>> Start

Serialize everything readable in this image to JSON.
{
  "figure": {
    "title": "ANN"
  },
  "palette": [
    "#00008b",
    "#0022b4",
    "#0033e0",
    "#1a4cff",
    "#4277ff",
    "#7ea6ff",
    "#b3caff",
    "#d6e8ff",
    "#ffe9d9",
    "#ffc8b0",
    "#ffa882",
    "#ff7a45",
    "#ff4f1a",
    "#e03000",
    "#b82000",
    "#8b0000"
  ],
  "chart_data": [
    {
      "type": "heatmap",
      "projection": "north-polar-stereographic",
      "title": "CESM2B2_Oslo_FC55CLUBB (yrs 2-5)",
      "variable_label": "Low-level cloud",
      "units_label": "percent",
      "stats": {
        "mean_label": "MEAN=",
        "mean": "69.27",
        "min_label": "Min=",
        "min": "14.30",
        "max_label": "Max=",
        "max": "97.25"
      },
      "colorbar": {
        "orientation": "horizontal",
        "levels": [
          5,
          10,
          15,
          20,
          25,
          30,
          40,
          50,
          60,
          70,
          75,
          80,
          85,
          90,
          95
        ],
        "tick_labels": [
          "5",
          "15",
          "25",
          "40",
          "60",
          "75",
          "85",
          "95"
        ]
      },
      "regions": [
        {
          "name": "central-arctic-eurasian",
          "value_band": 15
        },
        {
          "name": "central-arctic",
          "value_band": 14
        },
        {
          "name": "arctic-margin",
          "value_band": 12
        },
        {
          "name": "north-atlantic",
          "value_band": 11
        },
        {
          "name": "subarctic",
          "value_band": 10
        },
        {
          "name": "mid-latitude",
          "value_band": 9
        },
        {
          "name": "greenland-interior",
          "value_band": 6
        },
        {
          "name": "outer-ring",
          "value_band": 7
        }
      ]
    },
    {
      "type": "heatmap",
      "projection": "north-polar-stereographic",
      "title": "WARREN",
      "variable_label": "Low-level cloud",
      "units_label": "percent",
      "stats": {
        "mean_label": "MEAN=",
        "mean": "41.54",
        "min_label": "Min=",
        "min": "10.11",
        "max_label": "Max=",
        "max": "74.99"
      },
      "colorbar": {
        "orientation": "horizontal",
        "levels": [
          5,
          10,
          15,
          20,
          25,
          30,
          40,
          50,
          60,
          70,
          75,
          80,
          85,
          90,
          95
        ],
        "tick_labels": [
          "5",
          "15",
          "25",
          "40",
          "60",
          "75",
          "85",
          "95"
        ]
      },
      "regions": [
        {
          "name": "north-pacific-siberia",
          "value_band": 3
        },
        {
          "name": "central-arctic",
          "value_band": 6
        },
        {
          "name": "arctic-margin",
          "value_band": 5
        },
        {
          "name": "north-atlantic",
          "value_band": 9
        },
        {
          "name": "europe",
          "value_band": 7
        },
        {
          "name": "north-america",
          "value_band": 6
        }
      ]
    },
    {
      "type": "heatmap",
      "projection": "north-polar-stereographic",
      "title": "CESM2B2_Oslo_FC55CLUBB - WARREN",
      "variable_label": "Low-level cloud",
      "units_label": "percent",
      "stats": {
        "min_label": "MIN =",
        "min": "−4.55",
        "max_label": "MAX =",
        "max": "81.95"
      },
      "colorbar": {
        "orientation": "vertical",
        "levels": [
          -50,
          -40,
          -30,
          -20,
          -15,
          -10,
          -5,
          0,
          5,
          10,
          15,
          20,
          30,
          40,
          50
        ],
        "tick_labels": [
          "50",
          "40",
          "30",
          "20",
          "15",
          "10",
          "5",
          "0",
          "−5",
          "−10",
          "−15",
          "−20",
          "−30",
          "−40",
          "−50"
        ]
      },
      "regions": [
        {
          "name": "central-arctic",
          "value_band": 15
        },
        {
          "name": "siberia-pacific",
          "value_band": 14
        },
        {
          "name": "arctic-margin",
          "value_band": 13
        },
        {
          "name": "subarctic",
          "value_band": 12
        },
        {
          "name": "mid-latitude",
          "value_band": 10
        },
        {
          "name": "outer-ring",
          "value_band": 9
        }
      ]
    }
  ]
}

>> End

» **EXERCISE TASK**
Exact output of every entry is required.

» **THE COMPLETED TASK**
Serialize everything readable in this image to JSON.
{
  "figure": {
    "title": "ANN"
  },
  "palette": [
    "#00008b",
    "#0022b4",
    "#0033e0",
    "#1a4cff",
    "#4277ff",
    "#7ea6ff",
    "#b3caff",
    "#d6e8ff",
    "#ffe9d9",
    "#ffc8b0",
    "#ffa882",
    "#ff7a45",
    "#ff4f1a",
    "#e03000",
    "#b82000",
    "#8b0000"
  ],
  "chart_data": [
    {
      "type": "heatmap",
      "projection": "north-polar-stereographic",
      "title": "CESM2B2_Oslo_FC55CLUBB (yrs 2-5)",
      "variable_label": "Low-level cloud",
      "units_label": "percent",
      "stats": {
        "mean_label": "MEAN=",
        "mean": "69.27",
        "min_label": "Min=",
        "min": "14.30",
        "max_label": "Max=",
        "max": "97.25"
      },
      "colorbar": {
        "orientation": "horizontal",
        "levels": [
          5,
          10,
          15,
          20,
          25,
          30,
          40,
          50,
          60,
          70,
          75,
          80,
          85,
          90,
          95
        ],
        "tick_labels": [
          "5",
          "15",
          "25",
          "40",
          "60",
          "75",
          "85",
          "95"
        ]
      },
      "regions": [
        {
          "name": "central-arctic-eurasian",
          "value_band": 15
        },
        {
          "name": "central-arctic",
          "value_band": 14
        },
        {
          "name": "arctic-margin",
          "value_band": 12
        },
        {
          "name": "north-atlantic",
          "value_band": 11
        },
        {
          "name": "subarctic",
          "value_band": 10
        },
        {
          "name": "mid-latitude",
          "value_band": 9
        },
        {
          "name": "greenland-interior",
          "value_band": 6
        },
        {
          "name": "outer-ring",
          "value_band": 7
        }
      ]
    },
    {
      "type": "heatmap",
      "projection": "north-polar-stereographic",
      "title": "WARREN",
      "variable_label": "Low-level cloud",
      "units_label": "percent",
      "stats": {
        "mean_label": "MEAN=",
        "mean": "41.54",
        "min_label": "Min=",
        "min": "10.11",
        "max_label": "Max=",
        "max": "74.99"
      },
      "colorbar": {
        "orientation": "horizontal",
        "levels": [
          5,
          10,
          15,
          20,
          25,
          30,
          40,
          50,
          60,
          70,
          75,
          80,
          85,
          90,
          95
        ],
        "tick_labels": [
          "5",
          "15",
          "25",
          "40",
          "60",
          "75",
          "85",
          "95"
        ]
      },
      "regions": [
        {
          "name": "north-pacific-siberia",
          "value_band": 3
        },
        {
          "name": "central-arctic",
          "value_band": 6
        },
        {
          "name": "arctic-margin",
          "value_band": 5
        },
        {
          "name": "north-atlantic",
          "value_band": 9
        },
        {
          "name": "europe",
          "value_band": 7
        },
        {
          "name": "north-america",
          "value_band": 6
        }
      ]
    },
    {
      "type": "heatmap",
      "projection": "north-polar-stereographic",
      "title": "CESM2B2_Oslo_FC55CLUBB - WARREN",
      "variable_label": "Low-level cloud",
      "units_label": "percent",
      "stats": {
        "min_label": "MIN =",
        "min": "−4.55",
        "max_label": "MAX =",
        "max": "81.95"
      },
      "colorbar": {
        "orientation": "vertical",
        "levels": [
          -50,
          -40,
          -30,
          -20,
          -15,
          -10,
          -5,
          0,
          5,
          10,
          15,
          20,
          30,
          40,
          50
        ],
        "tick_labels": [
          "50",
          "40",
          "30",
          "20",
          "15",
          "10",
          "5",
          "0",
          "−5",
          "−10",
          "−15",
          "−20",
          "−30",
          "−40",
          "−50"
        ]
      },
      "regions": [
        {
          "name": "central-arctic",
          "value_band": 15
        },
        {
          "name": "siberia-pacific",
          "value_band": 14
        },
        {
          "name": "arctic-margin",
          "value_band": 13
        },
        {
          "name": "subarctic",
          "value_band": 12
        },
        {
          "name": "mid-latitude",
          "value_band": 10
        },
        {
          "name": "outer-ring",
          "value_band": 9
        }
      ]
    }
  ]
}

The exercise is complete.